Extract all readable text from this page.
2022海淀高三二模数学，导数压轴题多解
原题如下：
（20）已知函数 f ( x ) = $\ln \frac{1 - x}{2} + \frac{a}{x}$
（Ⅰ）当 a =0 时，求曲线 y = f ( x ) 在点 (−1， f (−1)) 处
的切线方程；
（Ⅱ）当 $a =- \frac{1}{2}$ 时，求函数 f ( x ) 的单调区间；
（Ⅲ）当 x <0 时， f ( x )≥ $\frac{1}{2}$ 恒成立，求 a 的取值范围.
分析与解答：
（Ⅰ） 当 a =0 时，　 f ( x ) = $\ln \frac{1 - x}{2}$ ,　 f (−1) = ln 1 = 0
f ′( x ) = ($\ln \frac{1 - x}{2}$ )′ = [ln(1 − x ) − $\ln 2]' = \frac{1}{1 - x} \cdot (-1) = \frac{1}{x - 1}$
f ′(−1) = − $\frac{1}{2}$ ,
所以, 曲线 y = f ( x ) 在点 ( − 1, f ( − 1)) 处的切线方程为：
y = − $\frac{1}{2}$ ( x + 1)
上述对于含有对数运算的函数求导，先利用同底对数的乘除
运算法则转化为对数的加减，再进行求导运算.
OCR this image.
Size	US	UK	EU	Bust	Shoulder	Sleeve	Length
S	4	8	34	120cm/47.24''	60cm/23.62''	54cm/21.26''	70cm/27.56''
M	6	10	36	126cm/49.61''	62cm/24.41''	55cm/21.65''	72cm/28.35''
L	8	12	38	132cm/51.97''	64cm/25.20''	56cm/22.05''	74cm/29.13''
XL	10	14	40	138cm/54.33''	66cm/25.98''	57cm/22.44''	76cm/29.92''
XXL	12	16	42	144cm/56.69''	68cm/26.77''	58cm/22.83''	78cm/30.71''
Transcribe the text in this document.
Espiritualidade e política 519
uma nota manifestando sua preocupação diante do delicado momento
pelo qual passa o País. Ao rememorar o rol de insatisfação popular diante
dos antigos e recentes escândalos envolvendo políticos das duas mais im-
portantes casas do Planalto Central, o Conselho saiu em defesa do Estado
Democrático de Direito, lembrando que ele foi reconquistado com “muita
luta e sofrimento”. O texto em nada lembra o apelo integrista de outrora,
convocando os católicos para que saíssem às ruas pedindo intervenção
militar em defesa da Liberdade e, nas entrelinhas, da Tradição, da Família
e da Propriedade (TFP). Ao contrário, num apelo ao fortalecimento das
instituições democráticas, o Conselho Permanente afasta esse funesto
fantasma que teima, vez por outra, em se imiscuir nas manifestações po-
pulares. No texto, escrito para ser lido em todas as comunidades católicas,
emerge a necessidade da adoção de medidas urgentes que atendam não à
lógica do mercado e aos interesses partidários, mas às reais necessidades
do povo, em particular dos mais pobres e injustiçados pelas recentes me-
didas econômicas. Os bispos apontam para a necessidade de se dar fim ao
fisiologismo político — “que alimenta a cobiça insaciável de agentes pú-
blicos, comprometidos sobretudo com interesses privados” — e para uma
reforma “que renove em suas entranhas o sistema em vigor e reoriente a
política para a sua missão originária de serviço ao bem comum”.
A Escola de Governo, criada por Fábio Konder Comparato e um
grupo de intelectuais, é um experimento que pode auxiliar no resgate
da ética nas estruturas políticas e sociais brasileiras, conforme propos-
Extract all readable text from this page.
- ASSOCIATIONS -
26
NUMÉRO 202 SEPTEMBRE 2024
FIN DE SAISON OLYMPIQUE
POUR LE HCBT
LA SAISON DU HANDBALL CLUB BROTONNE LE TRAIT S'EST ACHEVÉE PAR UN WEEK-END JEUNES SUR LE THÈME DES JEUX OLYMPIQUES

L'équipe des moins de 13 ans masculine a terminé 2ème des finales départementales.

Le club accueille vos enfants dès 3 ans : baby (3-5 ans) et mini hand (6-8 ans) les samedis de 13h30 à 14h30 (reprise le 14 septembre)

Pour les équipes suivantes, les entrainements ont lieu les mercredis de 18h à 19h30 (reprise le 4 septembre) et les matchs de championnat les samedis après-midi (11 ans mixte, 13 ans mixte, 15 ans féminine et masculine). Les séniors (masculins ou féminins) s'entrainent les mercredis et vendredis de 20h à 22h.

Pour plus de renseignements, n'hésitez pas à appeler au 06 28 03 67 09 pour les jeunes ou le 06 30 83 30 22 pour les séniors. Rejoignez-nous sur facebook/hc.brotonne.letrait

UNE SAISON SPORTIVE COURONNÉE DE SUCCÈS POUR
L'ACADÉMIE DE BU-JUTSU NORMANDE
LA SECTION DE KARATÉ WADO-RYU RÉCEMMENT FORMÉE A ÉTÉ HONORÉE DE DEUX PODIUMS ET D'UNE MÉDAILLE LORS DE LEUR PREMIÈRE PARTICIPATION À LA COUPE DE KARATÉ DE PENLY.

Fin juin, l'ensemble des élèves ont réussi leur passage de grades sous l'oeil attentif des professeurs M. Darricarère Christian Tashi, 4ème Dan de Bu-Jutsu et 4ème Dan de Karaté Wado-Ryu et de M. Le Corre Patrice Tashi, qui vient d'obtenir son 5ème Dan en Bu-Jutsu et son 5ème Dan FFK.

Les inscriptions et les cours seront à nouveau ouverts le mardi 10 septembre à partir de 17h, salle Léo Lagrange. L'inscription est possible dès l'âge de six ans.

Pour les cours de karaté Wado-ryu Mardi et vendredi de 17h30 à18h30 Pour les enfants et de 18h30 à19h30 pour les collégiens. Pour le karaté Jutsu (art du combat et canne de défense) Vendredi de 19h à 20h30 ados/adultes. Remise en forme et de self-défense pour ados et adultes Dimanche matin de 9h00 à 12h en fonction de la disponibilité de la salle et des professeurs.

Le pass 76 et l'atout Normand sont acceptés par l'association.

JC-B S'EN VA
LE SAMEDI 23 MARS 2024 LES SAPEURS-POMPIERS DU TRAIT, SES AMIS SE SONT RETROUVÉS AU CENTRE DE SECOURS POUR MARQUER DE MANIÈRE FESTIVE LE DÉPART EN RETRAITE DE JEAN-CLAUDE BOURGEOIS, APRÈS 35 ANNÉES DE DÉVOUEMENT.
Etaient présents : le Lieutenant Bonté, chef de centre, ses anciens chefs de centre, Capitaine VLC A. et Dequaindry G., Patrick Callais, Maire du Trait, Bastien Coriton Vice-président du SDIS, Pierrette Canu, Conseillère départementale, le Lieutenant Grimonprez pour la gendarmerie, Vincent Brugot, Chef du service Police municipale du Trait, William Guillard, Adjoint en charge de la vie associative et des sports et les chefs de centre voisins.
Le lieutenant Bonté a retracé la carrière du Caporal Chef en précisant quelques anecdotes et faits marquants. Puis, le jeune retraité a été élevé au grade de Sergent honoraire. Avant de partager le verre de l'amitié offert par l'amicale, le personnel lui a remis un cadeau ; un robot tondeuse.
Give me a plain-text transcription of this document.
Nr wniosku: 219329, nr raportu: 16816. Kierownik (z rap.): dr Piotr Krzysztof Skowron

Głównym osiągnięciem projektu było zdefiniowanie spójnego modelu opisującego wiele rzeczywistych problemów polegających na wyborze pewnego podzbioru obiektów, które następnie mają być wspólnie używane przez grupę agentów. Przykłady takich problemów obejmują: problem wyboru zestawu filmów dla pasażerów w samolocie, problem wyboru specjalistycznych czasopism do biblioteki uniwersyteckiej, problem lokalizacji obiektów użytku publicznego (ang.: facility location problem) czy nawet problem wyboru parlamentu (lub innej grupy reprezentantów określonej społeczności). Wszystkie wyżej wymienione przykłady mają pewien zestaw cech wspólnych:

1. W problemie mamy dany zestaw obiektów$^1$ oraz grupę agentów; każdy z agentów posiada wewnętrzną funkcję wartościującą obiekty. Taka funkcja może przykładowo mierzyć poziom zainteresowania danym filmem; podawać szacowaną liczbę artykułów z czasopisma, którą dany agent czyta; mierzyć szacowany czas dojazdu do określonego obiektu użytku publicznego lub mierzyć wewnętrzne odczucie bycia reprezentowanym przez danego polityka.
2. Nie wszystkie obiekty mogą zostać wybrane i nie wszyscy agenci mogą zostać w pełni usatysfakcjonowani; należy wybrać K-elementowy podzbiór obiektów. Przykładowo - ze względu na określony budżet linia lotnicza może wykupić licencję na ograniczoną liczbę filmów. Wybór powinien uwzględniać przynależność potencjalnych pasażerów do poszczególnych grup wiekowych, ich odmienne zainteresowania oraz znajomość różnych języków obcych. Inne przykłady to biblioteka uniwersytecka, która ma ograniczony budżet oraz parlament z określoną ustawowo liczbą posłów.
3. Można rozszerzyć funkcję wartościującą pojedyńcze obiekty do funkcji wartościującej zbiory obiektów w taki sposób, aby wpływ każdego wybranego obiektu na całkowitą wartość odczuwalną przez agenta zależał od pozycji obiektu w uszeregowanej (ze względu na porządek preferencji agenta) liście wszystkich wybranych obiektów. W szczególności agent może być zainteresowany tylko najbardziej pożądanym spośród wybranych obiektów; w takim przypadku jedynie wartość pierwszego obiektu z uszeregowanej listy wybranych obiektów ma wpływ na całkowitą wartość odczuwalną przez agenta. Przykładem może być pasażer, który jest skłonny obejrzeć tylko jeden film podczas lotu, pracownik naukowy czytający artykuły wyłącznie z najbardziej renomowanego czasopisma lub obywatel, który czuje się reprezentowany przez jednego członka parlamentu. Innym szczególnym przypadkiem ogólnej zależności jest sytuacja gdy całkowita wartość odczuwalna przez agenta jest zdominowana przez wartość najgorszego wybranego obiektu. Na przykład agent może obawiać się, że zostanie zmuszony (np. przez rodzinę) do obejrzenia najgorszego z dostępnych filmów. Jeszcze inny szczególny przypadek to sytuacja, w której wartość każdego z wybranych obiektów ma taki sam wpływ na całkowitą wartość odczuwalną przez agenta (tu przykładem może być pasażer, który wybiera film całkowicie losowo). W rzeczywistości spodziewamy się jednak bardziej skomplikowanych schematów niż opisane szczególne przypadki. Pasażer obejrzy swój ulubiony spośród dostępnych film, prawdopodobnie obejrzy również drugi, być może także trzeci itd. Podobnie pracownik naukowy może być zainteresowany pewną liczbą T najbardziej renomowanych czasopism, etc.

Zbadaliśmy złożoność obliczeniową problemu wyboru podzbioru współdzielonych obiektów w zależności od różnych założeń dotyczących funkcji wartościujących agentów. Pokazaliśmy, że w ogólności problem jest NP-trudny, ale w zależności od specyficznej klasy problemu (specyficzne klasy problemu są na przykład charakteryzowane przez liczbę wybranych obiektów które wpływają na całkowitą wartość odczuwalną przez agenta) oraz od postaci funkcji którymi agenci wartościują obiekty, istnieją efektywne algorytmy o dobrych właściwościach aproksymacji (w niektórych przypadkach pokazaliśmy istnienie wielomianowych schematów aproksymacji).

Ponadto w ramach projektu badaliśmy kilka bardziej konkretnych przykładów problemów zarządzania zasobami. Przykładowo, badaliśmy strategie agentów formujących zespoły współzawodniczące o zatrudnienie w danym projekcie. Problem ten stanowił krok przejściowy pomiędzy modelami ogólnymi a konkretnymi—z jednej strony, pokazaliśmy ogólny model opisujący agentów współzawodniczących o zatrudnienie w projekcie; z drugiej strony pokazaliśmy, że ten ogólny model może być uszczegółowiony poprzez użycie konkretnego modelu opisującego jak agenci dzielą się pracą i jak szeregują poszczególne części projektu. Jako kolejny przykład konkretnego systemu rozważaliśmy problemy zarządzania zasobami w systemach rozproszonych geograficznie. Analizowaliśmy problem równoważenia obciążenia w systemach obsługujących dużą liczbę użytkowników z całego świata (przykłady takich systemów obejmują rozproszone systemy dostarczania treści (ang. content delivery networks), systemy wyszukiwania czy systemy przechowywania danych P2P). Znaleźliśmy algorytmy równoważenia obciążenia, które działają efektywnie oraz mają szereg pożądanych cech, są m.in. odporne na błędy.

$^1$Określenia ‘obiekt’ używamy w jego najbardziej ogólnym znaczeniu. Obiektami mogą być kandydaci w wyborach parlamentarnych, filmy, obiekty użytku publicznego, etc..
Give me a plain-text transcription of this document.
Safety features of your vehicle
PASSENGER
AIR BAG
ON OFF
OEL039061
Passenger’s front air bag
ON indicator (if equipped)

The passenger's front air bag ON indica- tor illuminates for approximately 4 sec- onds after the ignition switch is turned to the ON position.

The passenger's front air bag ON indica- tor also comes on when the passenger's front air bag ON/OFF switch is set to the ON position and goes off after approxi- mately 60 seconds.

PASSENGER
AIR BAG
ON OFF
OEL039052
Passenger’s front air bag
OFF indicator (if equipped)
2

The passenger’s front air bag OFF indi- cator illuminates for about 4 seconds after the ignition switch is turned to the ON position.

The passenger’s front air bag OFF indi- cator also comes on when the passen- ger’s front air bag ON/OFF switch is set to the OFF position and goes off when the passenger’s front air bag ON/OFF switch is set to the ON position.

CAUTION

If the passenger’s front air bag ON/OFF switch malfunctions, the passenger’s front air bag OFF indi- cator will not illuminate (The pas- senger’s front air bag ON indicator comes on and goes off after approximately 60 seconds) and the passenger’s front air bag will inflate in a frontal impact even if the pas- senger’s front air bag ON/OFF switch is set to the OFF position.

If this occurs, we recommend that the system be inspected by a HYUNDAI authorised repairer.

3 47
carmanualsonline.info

☆ ☆ ☆

• [Exercise prompt]: Identify and copy lines that hold the string "apelo".

• [The answer]:
luta e sofrimento”. O texto em nada lembra o apelo integrista de outrora,
e da Propriedade (TFP). Ao contrário, num apelo ao fortalecimento das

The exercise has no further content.